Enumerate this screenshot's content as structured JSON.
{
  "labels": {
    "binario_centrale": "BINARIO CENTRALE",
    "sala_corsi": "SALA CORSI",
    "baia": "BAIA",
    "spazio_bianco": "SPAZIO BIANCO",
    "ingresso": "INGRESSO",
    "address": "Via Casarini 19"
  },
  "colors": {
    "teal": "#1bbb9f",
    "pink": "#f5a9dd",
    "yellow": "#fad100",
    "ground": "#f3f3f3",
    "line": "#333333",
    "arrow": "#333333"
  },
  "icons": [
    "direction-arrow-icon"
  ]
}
++++++++
## Directions
Restate the listing above word for word.

## Correct answer
Enumerate this screenshot's content as structured JSON.
{
  "labels": {
    "binario_centrale": "BINARIO CENTRALE",
    "sala_corsi": "SALA CORSI",
    "baia": "BAIA",
    "spazio_bianco": "SPAZIO BIANCO",
    "ingresso": "INGRESSO",
    "address": "Via Casarini 19"
  },
  "colors": {
    "teal": "#1bbb9f",
    "pink": "#f5a9dd",
    "yellow": "#fad100",
    "ground": "#f3f3f3",
    "line": "#333333",
    "arrow": "#333333"
  },
  "icons": [
    "direction-arrow-icon"
  ]
}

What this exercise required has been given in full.